AIM:
Pull every line that holds the word "person" from the entries.

++++++++++

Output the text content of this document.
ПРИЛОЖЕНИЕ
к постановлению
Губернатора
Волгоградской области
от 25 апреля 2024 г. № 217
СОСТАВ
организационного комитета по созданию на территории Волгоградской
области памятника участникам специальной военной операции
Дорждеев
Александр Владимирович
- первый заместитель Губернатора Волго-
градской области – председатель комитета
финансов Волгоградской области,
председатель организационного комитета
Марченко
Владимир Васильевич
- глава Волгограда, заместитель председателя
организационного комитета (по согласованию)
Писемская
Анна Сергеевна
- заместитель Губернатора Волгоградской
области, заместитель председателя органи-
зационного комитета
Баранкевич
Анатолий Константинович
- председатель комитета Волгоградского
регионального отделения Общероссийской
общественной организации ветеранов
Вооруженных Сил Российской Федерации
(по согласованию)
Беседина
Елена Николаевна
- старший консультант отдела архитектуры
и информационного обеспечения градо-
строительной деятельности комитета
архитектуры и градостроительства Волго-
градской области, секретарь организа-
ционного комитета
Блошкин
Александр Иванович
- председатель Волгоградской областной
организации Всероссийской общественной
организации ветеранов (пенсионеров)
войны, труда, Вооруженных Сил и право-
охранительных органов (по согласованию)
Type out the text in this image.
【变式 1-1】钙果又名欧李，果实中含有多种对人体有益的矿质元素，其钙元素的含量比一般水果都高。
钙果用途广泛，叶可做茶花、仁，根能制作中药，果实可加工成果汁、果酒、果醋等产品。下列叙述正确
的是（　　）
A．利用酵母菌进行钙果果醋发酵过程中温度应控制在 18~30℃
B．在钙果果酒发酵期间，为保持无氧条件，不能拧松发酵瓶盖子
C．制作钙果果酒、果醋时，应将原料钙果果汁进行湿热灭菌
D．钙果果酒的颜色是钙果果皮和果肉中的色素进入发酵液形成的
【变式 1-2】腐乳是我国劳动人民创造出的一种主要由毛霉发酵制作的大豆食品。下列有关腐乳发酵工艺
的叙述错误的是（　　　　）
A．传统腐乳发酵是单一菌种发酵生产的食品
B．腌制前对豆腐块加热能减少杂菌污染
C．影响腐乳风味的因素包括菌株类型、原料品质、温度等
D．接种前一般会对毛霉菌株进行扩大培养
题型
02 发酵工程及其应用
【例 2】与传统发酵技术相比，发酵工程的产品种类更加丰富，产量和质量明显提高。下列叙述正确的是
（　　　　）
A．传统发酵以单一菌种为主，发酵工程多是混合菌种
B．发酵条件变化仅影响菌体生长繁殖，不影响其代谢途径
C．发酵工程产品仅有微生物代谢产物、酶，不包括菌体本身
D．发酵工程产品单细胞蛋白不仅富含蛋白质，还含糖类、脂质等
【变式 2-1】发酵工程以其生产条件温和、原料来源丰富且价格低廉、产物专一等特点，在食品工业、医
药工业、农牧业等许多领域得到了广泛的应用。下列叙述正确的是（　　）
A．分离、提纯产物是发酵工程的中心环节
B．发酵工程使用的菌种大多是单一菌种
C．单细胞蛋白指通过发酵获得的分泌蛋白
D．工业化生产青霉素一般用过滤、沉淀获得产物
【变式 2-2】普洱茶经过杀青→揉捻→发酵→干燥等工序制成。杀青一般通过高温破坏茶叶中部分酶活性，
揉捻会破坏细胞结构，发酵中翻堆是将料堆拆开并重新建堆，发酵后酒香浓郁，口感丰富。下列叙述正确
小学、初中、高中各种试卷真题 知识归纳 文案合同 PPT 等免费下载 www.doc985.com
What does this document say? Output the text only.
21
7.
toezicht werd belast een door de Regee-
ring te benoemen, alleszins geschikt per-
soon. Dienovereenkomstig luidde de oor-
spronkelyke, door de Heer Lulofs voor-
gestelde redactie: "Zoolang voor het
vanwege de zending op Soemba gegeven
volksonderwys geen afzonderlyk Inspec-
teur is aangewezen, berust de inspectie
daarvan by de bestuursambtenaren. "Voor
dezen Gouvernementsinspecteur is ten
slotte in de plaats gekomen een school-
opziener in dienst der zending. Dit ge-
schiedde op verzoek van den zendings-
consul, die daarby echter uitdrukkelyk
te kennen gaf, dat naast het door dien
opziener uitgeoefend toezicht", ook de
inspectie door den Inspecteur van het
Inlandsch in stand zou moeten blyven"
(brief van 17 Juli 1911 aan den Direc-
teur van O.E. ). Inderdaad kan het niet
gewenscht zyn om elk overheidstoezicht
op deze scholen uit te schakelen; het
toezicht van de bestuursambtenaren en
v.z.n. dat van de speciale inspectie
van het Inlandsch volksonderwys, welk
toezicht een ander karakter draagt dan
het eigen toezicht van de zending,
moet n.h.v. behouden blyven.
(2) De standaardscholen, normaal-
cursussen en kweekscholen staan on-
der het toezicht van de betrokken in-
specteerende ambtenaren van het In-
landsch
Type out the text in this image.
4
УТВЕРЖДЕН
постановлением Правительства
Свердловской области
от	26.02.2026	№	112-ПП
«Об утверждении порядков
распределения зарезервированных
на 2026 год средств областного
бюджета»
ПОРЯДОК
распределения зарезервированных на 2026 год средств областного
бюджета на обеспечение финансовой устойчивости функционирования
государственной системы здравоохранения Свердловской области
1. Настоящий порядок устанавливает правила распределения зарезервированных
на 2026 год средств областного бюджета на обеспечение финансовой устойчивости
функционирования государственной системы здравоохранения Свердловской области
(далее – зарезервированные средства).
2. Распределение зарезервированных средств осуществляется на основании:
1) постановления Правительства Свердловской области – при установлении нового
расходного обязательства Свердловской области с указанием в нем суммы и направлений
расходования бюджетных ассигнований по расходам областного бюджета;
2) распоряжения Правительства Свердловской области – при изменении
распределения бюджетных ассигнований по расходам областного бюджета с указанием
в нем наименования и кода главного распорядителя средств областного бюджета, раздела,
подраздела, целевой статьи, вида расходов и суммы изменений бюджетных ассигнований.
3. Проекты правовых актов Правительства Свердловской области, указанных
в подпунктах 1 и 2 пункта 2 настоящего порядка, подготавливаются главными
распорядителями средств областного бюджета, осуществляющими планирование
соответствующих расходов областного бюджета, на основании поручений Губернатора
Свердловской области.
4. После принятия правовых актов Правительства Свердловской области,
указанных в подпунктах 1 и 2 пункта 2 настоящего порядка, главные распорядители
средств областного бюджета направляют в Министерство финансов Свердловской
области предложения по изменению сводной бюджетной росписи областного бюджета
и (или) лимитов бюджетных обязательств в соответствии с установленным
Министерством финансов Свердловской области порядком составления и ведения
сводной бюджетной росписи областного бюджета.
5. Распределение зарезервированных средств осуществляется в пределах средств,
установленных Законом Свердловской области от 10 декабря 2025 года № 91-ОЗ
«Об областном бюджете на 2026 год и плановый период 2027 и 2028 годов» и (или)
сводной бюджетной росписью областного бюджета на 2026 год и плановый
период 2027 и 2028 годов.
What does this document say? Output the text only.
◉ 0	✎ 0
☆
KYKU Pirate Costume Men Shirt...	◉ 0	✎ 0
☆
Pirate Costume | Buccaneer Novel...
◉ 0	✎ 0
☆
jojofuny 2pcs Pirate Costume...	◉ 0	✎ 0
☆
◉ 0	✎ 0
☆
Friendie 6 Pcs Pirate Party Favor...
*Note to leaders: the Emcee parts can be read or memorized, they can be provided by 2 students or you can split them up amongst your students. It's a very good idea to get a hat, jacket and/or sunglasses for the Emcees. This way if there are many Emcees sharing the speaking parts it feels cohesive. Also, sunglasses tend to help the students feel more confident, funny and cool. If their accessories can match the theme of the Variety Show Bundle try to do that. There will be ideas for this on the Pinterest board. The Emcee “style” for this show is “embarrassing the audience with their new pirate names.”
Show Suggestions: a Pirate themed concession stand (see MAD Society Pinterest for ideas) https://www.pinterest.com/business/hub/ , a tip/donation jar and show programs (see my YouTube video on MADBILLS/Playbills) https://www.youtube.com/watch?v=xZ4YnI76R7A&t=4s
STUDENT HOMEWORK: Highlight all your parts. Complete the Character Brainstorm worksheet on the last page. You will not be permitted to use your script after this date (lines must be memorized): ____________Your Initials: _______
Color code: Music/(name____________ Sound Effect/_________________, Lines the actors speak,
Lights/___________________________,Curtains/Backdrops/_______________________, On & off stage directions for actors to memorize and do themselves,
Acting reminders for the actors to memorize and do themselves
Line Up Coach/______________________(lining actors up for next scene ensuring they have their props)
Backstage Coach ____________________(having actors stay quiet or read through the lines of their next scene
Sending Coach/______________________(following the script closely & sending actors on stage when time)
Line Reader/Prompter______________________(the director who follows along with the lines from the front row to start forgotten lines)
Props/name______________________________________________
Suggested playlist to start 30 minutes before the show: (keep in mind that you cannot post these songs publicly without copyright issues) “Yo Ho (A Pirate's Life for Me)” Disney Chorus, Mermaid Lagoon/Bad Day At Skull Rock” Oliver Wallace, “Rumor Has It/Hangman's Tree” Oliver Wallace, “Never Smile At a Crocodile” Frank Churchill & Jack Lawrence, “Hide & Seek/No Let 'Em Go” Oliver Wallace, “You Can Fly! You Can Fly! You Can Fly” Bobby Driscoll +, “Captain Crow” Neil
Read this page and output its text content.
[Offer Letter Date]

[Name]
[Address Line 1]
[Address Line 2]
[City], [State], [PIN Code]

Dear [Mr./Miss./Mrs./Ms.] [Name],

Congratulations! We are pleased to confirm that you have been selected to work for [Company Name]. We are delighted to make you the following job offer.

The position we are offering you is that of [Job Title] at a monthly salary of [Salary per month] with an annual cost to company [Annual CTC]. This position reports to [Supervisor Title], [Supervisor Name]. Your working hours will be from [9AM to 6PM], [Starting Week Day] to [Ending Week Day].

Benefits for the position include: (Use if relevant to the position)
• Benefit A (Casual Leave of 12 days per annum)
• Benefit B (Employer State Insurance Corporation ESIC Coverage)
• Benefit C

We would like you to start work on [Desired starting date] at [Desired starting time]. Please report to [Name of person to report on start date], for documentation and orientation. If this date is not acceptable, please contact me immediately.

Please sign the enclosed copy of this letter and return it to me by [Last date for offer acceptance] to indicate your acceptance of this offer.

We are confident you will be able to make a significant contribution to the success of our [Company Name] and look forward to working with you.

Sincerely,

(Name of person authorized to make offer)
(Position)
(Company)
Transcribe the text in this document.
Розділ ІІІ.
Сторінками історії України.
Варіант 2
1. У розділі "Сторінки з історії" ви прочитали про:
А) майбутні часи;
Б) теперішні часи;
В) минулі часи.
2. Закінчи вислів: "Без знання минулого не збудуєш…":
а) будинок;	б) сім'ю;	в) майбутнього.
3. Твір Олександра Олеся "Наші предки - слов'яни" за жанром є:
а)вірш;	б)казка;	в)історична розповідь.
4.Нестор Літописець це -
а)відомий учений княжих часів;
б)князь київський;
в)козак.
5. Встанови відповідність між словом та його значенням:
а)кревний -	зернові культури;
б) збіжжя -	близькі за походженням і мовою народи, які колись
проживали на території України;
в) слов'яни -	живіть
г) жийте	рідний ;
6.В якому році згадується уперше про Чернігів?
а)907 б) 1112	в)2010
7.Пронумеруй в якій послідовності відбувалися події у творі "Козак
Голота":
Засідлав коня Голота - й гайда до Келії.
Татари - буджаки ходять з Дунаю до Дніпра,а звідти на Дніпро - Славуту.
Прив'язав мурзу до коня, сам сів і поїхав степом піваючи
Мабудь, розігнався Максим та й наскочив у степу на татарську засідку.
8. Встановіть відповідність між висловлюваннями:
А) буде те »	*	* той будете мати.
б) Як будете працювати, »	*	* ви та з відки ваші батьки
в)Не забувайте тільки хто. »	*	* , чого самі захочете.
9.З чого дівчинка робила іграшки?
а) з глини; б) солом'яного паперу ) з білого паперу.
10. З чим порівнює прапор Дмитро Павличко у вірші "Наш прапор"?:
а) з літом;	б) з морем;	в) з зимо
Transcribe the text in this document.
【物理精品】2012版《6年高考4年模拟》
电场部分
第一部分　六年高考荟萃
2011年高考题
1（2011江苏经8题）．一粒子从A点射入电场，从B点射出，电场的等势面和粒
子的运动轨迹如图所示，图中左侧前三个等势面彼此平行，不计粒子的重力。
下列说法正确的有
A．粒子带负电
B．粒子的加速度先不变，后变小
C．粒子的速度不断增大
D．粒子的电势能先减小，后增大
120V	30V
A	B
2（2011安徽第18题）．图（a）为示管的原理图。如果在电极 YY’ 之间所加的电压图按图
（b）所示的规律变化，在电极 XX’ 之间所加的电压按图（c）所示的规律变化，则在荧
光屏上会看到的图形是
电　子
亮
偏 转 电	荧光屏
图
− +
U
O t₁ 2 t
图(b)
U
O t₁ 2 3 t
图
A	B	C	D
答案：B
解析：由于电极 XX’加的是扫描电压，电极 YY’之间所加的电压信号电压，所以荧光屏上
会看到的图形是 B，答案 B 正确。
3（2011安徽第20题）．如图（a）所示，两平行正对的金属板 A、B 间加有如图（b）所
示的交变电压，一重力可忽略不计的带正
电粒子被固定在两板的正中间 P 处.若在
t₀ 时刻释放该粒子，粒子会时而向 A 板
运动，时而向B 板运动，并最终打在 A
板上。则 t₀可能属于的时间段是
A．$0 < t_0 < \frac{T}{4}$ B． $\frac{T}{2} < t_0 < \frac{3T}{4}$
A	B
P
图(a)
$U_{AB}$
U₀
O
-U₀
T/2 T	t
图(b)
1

++++++++++

REPLY:
We would like you to start work on [Desired starting date] at [Desired starting time]. Please report to [Name of person to report on start date], for documentation and orientation. If this date is not acceptable, please contact me immediately.
(Name of person authorized to make offer)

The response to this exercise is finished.